§ **INFORMATION SUPPLIED**:
┄┄┄┄┄┄┄┄┄┄┄┄┄┄┄┄┄┄┄┄

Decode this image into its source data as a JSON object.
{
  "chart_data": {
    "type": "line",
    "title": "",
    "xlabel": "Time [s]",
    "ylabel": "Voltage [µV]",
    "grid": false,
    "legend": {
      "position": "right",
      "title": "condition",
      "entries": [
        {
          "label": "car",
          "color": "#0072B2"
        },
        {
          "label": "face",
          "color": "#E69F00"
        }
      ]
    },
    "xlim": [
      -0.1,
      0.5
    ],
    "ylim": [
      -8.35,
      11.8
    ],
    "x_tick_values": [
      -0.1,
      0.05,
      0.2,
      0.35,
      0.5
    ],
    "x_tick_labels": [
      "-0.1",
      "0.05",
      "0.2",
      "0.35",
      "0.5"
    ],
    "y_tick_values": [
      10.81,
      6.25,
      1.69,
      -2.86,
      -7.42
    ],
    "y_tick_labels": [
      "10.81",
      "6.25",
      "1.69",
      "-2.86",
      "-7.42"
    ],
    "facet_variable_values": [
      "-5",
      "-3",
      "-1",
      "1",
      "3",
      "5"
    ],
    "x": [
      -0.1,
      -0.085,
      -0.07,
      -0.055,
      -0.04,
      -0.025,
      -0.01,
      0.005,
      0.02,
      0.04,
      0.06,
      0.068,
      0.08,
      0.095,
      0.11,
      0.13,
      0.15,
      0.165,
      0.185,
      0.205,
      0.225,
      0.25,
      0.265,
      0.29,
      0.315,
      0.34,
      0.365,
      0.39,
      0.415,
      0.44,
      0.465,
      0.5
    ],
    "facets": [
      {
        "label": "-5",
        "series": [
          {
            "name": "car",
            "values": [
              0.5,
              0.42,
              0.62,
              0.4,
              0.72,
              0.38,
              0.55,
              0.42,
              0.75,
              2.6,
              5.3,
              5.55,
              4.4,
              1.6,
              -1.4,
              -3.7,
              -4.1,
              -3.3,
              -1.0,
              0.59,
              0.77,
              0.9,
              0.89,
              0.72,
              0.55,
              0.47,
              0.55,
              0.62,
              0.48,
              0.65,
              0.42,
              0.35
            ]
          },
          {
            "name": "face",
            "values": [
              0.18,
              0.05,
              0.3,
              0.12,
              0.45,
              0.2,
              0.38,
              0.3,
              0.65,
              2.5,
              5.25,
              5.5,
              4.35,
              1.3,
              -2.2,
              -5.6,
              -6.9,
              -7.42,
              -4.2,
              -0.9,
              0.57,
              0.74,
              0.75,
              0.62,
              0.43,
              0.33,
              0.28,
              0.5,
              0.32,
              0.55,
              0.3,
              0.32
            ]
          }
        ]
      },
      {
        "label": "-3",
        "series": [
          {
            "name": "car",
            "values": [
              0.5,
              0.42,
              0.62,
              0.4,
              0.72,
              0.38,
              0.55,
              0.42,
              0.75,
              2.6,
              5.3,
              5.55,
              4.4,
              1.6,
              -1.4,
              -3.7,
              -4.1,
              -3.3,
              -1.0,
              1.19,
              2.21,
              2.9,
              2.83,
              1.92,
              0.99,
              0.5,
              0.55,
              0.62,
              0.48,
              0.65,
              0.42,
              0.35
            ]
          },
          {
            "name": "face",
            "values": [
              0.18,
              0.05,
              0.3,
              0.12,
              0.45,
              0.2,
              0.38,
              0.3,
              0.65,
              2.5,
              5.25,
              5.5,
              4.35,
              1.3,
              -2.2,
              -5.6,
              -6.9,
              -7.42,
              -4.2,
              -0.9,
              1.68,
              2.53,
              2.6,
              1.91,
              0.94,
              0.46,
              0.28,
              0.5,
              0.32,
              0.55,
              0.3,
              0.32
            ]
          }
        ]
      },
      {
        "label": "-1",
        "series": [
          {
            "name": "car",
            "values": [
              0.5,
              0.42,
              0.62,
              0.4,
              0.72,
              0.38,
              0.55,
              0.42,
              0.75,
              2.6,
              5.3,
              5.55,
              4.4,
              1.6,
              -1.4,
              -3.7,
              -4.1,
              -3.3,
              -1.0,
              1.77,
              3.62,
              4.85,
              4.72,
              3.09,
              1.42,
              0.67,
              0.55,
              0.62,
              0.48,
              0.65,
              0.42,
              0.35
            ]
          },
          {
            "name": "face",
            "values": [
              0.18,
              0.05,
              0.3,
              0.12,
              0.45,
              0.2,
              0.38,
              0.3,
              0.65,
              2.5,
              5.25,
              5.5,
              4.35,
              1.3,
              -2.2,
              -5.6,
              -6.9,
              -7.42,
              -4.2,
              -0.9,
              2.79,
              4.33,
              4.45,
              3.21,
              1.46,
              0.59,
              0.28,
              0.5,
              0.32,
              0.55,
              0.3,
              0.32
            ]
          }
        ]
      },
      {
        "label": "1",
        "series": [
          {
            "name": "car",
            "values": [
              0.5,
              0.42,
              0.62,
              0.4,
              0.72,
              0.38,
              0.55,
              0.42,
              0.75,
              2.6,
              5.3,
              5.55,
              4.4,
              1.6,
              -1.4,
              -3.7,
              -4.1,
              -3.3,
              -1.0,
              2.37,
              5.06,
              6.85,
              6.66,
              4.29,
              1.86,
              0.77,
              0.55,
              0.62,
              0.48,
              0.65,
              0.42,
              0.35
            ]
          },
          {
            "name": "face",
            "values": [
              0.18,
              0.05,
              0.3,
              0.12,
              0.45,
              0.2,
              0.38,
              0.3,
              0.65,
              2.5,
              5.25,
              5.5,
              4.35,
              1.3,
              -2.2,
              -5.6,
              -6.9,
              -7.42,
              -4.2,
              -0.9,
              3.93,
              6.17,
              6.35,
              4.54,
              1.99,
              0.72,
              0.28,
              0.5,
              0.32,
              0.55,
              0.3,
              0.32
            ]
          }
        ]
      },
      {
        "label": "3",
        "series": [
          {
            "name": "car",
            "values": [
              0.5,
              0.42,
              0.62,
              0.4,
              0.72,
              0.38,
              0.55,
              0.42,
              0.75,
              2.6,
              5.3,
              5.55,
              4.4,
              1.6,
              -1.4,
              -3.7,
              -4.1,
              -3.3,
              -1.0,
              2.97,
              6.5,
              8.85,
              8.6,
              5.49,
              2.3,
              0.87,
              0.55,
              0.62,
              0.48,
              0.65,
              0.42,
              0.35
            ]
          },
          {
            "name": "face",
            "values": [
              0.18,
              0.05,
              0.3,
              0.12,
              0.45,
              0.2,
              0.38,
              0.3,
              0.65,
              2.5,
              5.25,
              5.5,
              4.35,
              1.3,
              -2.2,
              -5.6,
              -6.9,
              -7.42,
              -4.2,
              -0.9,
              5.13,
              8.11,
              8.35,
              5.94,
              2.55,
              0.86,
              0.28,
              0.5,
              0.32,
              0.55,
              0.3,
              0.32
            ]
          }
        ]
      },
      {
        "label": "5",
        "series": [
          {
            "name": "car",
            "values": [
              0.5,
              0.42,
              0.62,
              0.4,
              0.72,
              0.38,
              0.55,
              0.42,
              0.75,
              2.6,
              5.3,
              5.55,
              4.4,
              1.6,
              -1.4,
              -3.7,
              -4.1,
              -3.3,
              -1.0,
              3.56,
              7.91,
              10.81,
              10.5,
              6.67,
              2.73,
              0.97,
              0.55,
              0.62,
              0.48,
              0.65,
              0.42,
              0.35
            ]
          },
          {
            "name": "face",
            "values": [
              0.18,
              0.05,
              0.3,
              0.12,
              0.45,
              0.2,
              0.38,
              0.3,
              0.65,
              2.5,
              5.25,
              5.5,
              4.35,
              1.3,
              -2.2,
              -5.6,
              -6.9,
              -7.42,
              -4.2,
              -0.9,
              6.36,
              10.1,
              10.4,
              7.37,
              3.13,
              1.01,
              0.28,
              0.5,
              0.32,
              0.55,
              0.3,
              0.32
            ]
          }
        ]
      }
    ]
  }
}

┄┄┄┄┄┄┄┄┄┄┄┄┄┄┄┄┄┄┄┄

§ **REQUIRED TASK**:
Repeat every record, keeping each word and mark exactly as it is.

§ **WRITTEN RESPONSE**:
Decode this image into its source data as a JSON object.
{
  "chart_data": {
    "type": "line",
    "title": "",
    "xlabel": "Time [s]",
    "ylabel": "Voltage [µV]",
    "grid": false,
    "legend": {
      "position": "right",
      "title": "condition",
      "entries": [
        {
          "label": "car",
          "color": "#0072B2"
        },
        {
          "label": "face",
          "color": "#E69F00"
        }
      ]
    },
    "xlim": [
      -0.1,
      0.5
    ],
    "ylim": [
      -8.35,
      11.8
    ],
    "x_tick_values": [
      -0.1,
      0.05,
      0.2,
      0.35,
      0.5
    ],
    "x_tick_labels": [
      "-0.1",
      "0.05",
      "0.2",
      "0.35",
      "0.5"
    ],
    "y_tick_values": [
      10.81,
      6.25,
      1.69,
      -2.86,
      -7.42
    ],
    "y_tick_labels": [
      "10.81",
      "6.25",
      "1.69",
      "-2.86",
      "-7.42"
    ],
    "facet_variable_values": [
      "-5",
      "-3",
      "-1",
      "1",
      "3",
      "5"
    ],
    "x": [
      -0.1,
      -0.085,
      -0.07,
      -0.055,
      -0.04,
      -0.025,
      -0.01,
      0.005,
      0.02,
      0.04,
      0.06,
      0.068,
      0.08,
      0.095,
      0.11,
      0.13,
      0.15,
      0.165,
      0.185,
      0.205,
      0.225,
      0.25,
      0.265,
      0.29,
      0.315,
      0.34,
      0.365,
      0.39,
      0.415,
      0.44,
      0.465,
      0.5
    ],
    "facets": [
      {
        "label": "-5",
        "series": [
          {
            "name": "car",
            "values": [
              0.5,
              0.42,
              0.62,
              0.4,
              0.72,
              0.38,
              0.55,
              0.42,
              0.75,
              2.6,
              5.3,
              5.55,
              4.4,
              1.6,
              -1.4,
              -3.7,
              -4.1,
              -3.3,
              -1.0,
              0.59,
              0.77,
              0.9,
              0.89,
              0.72,
              0.55,
              0.47,
              0.55,
              0.62,
              0.48,
              0.65,
              0.42,
              0.35
            ]
          },
          {
            "name": "face",
            "values": [
              0.18,
              0.05,
              0.3,
              0.12,
              0.45,
              0.2,
              0.38,
              0.3,
              0.65,
              2.5,
              5.25,
              5.5,
              4.35,
              1.3,
              -2.2,
              -5.6,
              -6.9,
              -7.42,
              -4.2,
              -0.9,
              0.57,
              0.74,
              0.75,
              0.62,
              0.43,
              0.33,
              0.28,
              0.5,
              0.32,
              0.55,
              0.3,
              0.32
            ]
          }
        ]
      },
      {
        "label": "-3",
        "series": [
          {
            "name": "car",
            "values": [
              0.5,
              0.42,
              0.62,
              0.4,
              0.72,
              0.38,
              0.55,
              0.42,
              0.75,
              2.6,
              5.3,
              5.55,
              4.4,
              1.6,
              -1.4,
              -3.7,
              -4.1,
              -3.3,
              -1.0,
              1.19,
              2.21,
              2.9,
              2.83,
              1.92,
              0.99,
              0.5,
              0.55,
              0.62,
              0.48,
              0.65,
              0.42,
              0.35
            ]
          },
          {
            "name": "face",
            "values": [
              0.18,
              0.05,
              0.3,
              0.12,
              0.45,
              0.2,
              0.38,
              0.3,
              0.65,
              2.5,
              5.25,
              5.5,
              4.35,
              1.3,
              -2.2,
              -5.6,
              -6.9,
              -7.42,
              -4.2,
              -0.9,
              1.68,
              2.53,
              2.6,
              1.91,
              0.94,
              0.46,
              0.28,
              0.5,
              0.32,
              0.55,
              0.3,
              0.32
            ]
          }
        ]
      },
      {
        "label": "-1",
        "series": [
          {
            "name": "car",
            "values": [
              0.5,
              0.42,
              0.62,
              0.4,
              0.72,
              0.38,
              0.55,
              0.42,
              0.75,
              2.6,
              5.3,
              5.55,
              4.4,
              1.6,
              -1.4,
              -3.7,
              -4.1,
              -3.3,
              -1.0,
              1.77,
              3.62,
              4.85,
              4.72,
              3.09,
              1.42,
              0.67,
              0.55,
              0.62,
              0.48,
              0.65,
              0.42,
              0.35
            ]
          },
          {
            "name": "face",
            "values": [
              0.18,
              0.05,
              0.3,
              0.12,
              0.45,
              0.2,
              0.38,
              0.3,
              0.65,
              2.5,
              5.25,
              5.5,
              4.35,
              1.3,
              -2.2,
              -5.6,
              -6.9,
              -7.42,
              -4.2,
              -0.9,
              2.79,
              4.33,
              4.45,
              3.21,
              1.46,
              0.59,
              0.28,
              0.5,
              0.32,
              0.55,
              0.3,
              0.32
            ]
          }
        ]
      },
      {
        "label": "1",
        "series": [
          {
            "name": "car",
            "values": [
              0.5,
              0.42,
              0.62,
              0.4,
              0.72,
              0.38,
              0.55,
              0.42,
              0.75,
              2.6,
              5.3,
              5.55,
              4.4,
              1.6,
              -1.4,
              -3.7,
              -4.1,
              -3.3,
              -1.0,
              2.37,
              5.06,
              6.85,
              6.66,
              4.29,
              1.86,
              0.77,
              0.55,
              0.62,
              0.48,
              0.65,
              0.42,
              0.35
            ]
          },
          {
            "name": "face",
            "values": [
              0.18,
              0.05,
              0.3,
              0.12,
              0.45,
              0.2,
              0.38,
              0.3,
              0.65,
              2.5,
              5.25,
              5.5,
              4.35,
              1.3,
              -2.2,
              -5.6,
              -6.9,
              -7.42,
              -4.2,
              -0.9,
              3.93,
              6.17,
              6.35,
              4.54,
              1.99,
              0.72,
              0.28,
              0.5,
              0.32,
              0.55,
              0.3,
              0.32
            ]
          }
        ]
      },
      {
        "label": "3",
        "series": [
          {
            "name": "car",
            "values": [
              0.5,
              0.42,
              0.62,
              0.4,
              0.72,
              0.38,
              0.55,
              0.42,
              0.75,
              2.6,
              5.3,
              5.55,
              4.4,
              1.6,
              -1.4,
              -3.7,
              -4.1,
              -3.3,
              -1.0,
              2.97,
              6.5,
              8.85,
              8.6,
              5.49,
              2.3,
              0.87,
              0.55,
              0.62,
              0.48,
              0.65,
              0.42,
              0.35
            ]
          },
          {
            "name": "face",
            "values": [
              0.18,
              0.05,
              0.3,
              0.12,
              0.45,
              0.2,
              0.38,
              0.3,
              0.65,
              2.5,
              5.25,
              5.5,
              4.35,
              1.3,
              -2.2,
              -5.6,
              -6.9,
              -7.42,
              -4.2,
              -0.9,
              5.13,
              8.11,
              8.35,
              5.94,
              2.55,
              0.86,
              0.28,
              0.5,
              0.32,
              0.55,
              0.3,
              0.32
            ]
          }
        ]
      },
      {
        "label": "5",
        "series": [
          {
            "name": "car",
            "values": [
              0.5,
              0.42,
              0.62,
              0.4,
              0.72,
              0.38,
              0.55,
              0.42,
              0.75,
              2.6,
              5.3,
              5.55,
              4.4,
              1.6,
              -1.4,
              -3.7,
              -4.1,
              -3.3,
              -1.0,
              3.56,
              7.91,
              10.81,
              10.5,
              6.67,
              2.73,
              0.97,
              0.55,
              0.62,
              0.48,
              0.65,
              0.42,
              0.35
            ]
          },
          {
            "name": "face",
            "values": [
              0.18,
              0.05,
              0.3,
              0.12,
              0.45,
              0.2,
              0.38,
              0.3,
              0.65,
              2.5,
              5.25,
              5.5,
              4.35,
              1.3,
              -2.2,
              -5.6,
              -6.9,
              -7.42,
              -4.2,
              -0.9,
              6.36,
              10.1,
              10.4,
              7.37,
              3.13,
              1.01,
              0.28,
              0.5,
              0.32,
              0.55,
              0.3,
              0.32
            ]
          }
        ]
      }
    ]
  }
}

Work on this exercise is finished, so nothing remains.